EXHIBIT 10.26
SETTLEMENT AGREEMENT
THIS AGREEMENT, entered into and effective as of the latest date indicated in
the signature block at the foot of this Agreement, is by and between Lifestream
Technologies, Inc. ("Lifestream"), a Nevada corporation with a post office
address at 000 Xxxxxxxxxx Xxxx, Xxxxx 000; Xxxx Xxxxx, Xxxxx 00000; and Polymer
Technology Systems, Inc. ("Polymer"), an Indiana corporation with a post office
address 0000 Xxxxxxxxxx Xxxx, Xxxxxxxxxxxx, Xxxxxxx 00000.
BACKGROUND
WHEREAS Polymer and Lifestream are parties to patent infringement litigation
Civil Action No. CIV00-0300-N-MHW presently stayed before the United States
District Court for the District of Idaho, which had entered a Judgment to which
the parties stipulated in favor of Polymer;
WHEREAS the United States Court of Appeal for the Federal Circuit in
Appeal No. 03-1630 on August 25, 2004 reversed-in-part and affirmed-in-part the
district court's claim construction, vacated the judgment of noninfringement and
remanded the case for further findings to determine whether Polymer infringes
claim 1 of United States Patent No. 5,135,716 ("716 Patent") under the correct
claim construction;
WHEREAS the stay ordered by the District Court is scheduled to expire
sixty (60) days following the entry of the Order by the Court of Appeals; and
WHEREAS, the parties are desirous of bringing the litigation to an end
under mutually agreeable terms;
NOW THEREFORE, in consideration of the performance by each of the
parties-of the terms set forth herein, the parties hereto, intending to be
legally bound, mutually agree as follows:
TERMS OF AGREEMENT
I. DISMISSAL OF LITIGATION
1.1 The parties will file a stipulation of dismissal, With Prejudice,
and with each party to bear its own costs, of all claims and counterclaims in
Civil Action No. CIV00-0300-N-MHW pursuant to Federal Rules of Civil Procedure
41 without any statement regarding whether the '716 patent is valid or
infringed, and without the entry of a Settlement Agreement or any other
commentary into the court record.
1.2 Neither party will receive any compensation from the other party
concerning activities occurring prior to this Agreement.
II. License
2.1 Lifestream hereby grants Polymer a non-exclusive, non-terminable,
non-transferable, non-sub-licensable (except to parties who manufacture products
for Polymer) License under the 716 Patent (the "License").

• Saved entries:
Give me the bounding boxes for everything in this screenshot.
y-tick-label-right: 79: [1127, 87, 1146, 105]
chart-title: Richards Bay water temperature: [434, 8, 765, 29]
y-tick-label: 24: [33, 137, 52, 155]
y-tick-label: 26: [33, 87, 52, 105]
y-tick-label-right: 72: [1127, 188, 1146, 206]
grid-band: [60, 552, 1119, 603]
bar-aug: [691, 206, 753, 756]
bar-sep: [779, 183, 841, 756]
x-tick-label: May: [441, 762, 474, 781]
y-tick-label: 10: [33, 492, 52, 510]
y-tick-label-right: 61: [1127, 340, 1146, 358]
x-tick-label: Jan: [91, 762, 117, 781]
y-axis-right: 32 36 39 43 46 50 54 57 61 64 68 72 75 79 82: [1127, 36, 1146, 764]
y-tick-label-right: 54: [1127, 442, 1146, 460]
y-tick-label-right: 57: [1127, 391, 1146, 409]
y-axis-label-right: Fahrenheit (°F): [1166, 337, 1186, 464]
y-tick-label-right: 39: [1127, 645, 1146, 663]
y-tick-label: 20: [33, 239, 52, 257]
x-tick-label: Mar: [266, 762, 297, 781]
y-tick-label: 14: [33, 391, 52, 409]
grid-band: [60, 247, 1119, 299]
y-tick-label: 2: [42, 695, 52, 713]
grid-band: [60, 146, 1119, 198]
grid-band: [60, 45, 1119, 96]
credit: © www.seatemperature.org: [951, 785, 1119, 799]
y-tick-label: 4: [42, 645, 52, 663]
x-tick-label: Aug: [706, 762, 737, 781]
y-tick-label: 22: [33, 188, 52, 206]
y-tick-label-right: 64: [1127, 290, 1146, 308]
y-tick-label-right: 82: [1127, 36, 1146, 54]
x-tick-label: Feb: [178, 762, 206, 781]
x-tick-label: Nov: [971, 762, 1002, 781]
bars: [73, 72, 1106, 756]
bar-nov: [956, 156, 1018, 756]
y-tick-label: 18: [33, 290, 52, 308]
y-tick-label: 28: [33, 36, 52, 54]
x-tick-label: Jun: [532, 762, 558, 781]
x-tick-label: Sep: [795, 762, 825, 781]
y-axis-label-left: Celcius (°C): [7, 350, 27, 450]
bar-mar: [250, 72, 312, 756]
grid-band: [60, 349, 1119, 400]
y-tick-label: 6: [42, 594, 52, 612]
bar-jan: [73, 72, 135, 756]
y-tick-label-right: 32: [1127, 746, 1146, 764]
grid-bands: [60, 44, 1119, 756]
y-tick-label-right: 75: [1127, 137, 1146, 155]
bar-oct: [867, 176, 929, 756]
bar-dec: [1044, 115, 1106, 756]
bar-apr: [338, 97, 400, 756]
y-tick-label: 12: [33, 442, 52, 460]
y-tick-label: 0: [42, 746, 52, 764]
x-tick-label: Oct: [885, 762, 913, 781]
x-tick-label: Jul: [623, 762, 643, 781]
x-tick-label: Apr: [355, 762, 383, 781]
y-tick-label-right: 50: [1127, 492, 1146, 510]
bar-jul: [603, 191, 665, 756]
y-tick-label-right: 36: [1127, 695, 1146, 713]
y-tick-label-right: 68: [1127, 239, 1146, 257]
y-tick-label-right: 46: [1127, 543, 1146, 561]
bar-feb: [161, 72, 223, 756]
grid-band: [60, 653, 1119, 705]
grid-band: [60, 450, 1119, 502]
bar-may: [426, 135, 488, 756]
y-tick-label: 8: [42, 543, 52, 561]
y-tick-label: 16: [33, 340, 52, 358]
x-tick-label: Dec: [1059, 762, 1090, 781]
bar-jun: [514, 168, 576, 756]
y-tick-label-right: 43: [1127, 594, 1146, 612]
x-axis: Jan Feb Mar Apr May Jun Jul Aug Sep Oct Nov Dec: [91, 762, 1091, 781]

• COMPLETE THE FOLLOWING:
**1)** According to the settlement agreement, in which state is Polymer incorporated?
**2)** Write out the settlement agreement word for word, from "EXHIBIT 10.26" to "Xxxxxxxxxxxx, Xxxxxxx 00000.".
You won't need the saved entries for any of this.

• PER-TASK ANSWERS:
**1)** Indiana

**2)**
EXHIBIT 10.26
SETTLEMENT AGREEMENT
THIS AGREEMENT, entered into and effective as of the latest date indicated in
the signature block at the foot of this Agreement, is by and between Lifestream
Technologies, Inc. ("Lifestream"), a Nevada corporation with a post office
address at 000 Xxxxxxxxxx Xxxx, Xxxxx 000; Xxxx Xxxxx, Xxxxx 00000; and Polymer
Technology Systems, Inc. ("Polymer"), an Indiana corporation with a post office
address 0000 Xxxxxxxxxx Xxxx, Xxxxxxxxxxxx, Xxxxxxx 00000.